Dataset items
:::
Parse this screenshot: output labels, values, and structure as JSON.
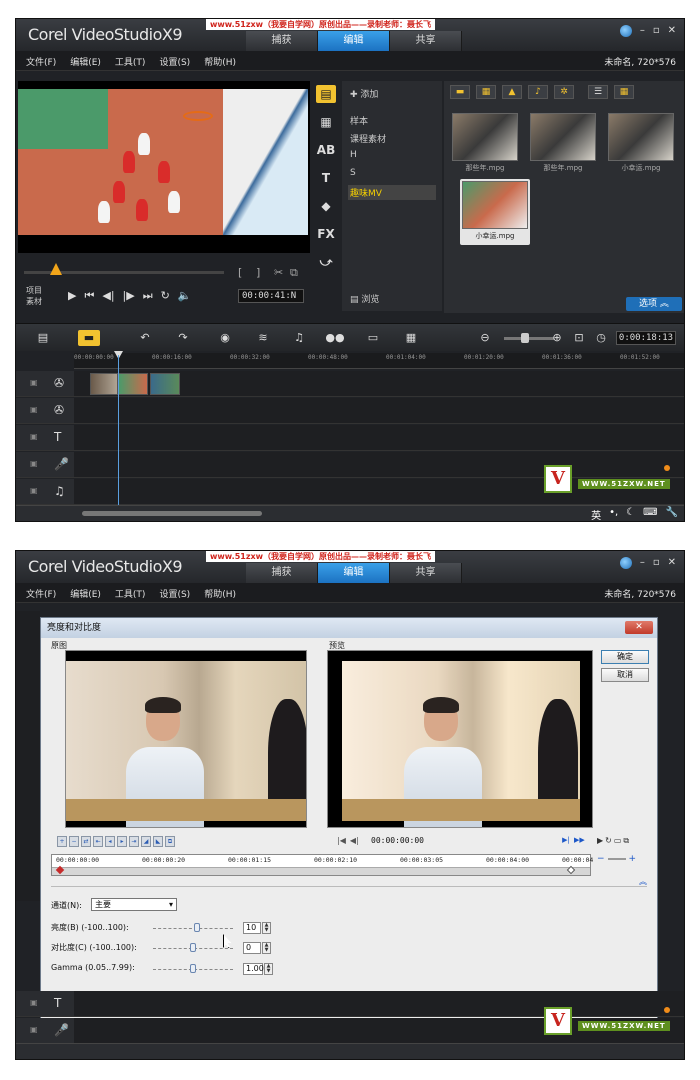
{
  "app": {
    "logo": "Corel VideoStudioX9",
    "banner": "www.51zxw（我要自学网）原创出品——录制老师：聂长飞",
    "tabs": [
      "捕获",
      "编辑",
      "共享"
    ],
    "active_tab": "编辑",
    "project_info": "未命名, 720*576",
    "menu": [
      "文件(F)",
      "编辑(E)",
      "工具(T)",
      "设置(S)",
      "帮助(H)"
    ]
  },
  "screen1": {
    "player": {
      "mode_labels": [
        "项目",
        "素材"
      ],
      "timecode": "00:00:41:N",
      "bracket_in": "[",
      "bracket_out": "]"
    },
    "library": {
      "add_label": "添加",
      "folders": [
        "样本",
        "课程素材",
        "H",
        "S",
        "趣味MV"
      ],
      "selected_folder": "趣味MV",
      "browse_label": "浏览",
      "thumbnails": [
        {
          "caption": "那些年.mpg"
        },
        {
          "caption": "那些年.mpg"
        },
        {
          "caption": "小幸运.mpg"
        },
        {
          "caption": "小幸运.mpg",
          "selected": true
        }
      ],
      "options_label": "选项"
    },
    "timeline": {
      "timecode": "0:00:18:13",
      "ruler_ticks": [
        "00:00:00:00",
        "00:00:16:00",
        "00:00:32:00",
        "00:00:48:00",
        "00:01:04:00",
        "00:01:20:00",
        "00:01:36:00",
        "00:01:52:00"
      ]
    },
    "watermark": "WWW.51ZXW.NET",
    "ime": "英"
  },
  "screen2": {
    "dialog": {
      "title": "亮度和对比度",
      "original_label": "原图",
      "preview_label": "预览",
      "ok_label": "确定",
      "cancel_label": "取消",
      "timecode": "00:00:00:00",
      "ruler_ticks": [
        "00:00:00:00",
        "00:00:00:20",
        "00:00:01:15",
        "00:00:02:10",
        "00:00:03:05",
        "00:00:04:00",
        "00:00:04"
      ],
      "channel_label": "通道(N):",
      "channel_value": "主要",
      "brightness": {
        "label": "亮度(B) (-100..100):",
        "value": "10",
        "fraction": 0.55
      },
      "contrast": {
        "label": "对比度(C) (-100..100):",
        "value": "0",
        "fraction": 0.5
      },
      "gamma": {
        "label": "Gamma (0.05..7.99):",
        "value": "1.00",
        "fraction": 0.5
      }
    },
    "watermark": "WWW.51ZXW.NET"
  },
  "colors": {
    "accent_blue": "#1c72c2",
    "accent_yellow": "#f2c230",
    "bg_dark": "#202226"
  }
}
:::
* _TASK GOAL_:
Copy every line above word for word and exclude the pictures.

* _TASK RESPONSE_:
Parse this screenshot: output labels, values, and structure as JSON.
{
  "app": {
    "logo": "Corel VideoStudioX9",
    "banner": "www.51zxw（我要自学网）原创出品——录制老师：聂长飞",
    "tabs": [
      "捕获",
      "编辑",
      "共享"
    ],
    "active_tab": "编辑",
    "project_info": "未命名, 720*576",
    "menu": [
      "文件(F)",
      "编辑(E)",
      "工具(T)",
      "设置(S)",
      "帮助(H)"
    ]
  },
  "screen1": {
    "player": {
      "mode_labels": [
        "项目",
        "素材"
      ],
      "timecode": "00:00:41:N",
      "bracket_in": "[",
      "bracket_out": "]"
    },
    "library": {
      "add_label": "添加",
      "folders": [
        "样本",
        "课程素材",
        "H",
        "S",
        "趣味MV"
      ],
      "selected_folder": "趣味MV",
      "browse_label": "浏览",
      "thumbnails": [
        {
          "caption": "那些年.mpg"
        },
        {
          "caption": "那些年.mpg"
        },
        {
          "caption": "小幸运.mpg"
        },
        {
          "caption": "小幸运.mpg",
          "selected": true
        }
      ],
      "options_label": "选项"
    },
    "timeline": {
      "timecode": "0:00:18:13",
      "ruler_ticks": [
        "00:00:00:00",
        "00:00:16:00",
        "00:00:32:00",
        "00:00:48:00",
        "00:01:04:00",
        "00:01:20:00",
        "00:01:36:00",
        "00:01:52:00"
      ]
    },
    "watermark": "WWW.51ZXW.NET",
    "ime": "英"
  },
  "screen2": {
    "dialog": {
      "title": "亮度和对比度",
      "original_label": "原图",
      "preview_label": "预览",
      "ok_label": "确定",
      "cancel_label": "取消",
      "timecode": "00:00:00:00",
      "ruler_ticks": [
        "00:00:00:00",
        "00:00:00:20",
        "00:00:01:15",
        "00:00:02:10",
        "00:00:03:05",
        "00:00:04:00",
        "00:00:04"
      ],
      "channel_label": "通道(N):",
      "channel_value": "主要",
      "brightness": {
        "label": "亮度(B) (-100..100):",
        "value": "10",
        "fraction": 0.55
      },
      "contrast": {
        "label": "对比度(C) (-100..100):",
        "value": "0",
        "fraction": 0.5
      },
      "gamma": {
        "label": "Gamma (0.05..7.99):",
        "value": "1.00",
        "fraction": 0.5
      }
    },
    "watermark": "WWW.51ZXW.NET"
  },
  "colors": {
    "accent_blue": "#1c72c2",
    "accent_yellow": "#f2c230",
    "bg_dark": "#202226"
  }
}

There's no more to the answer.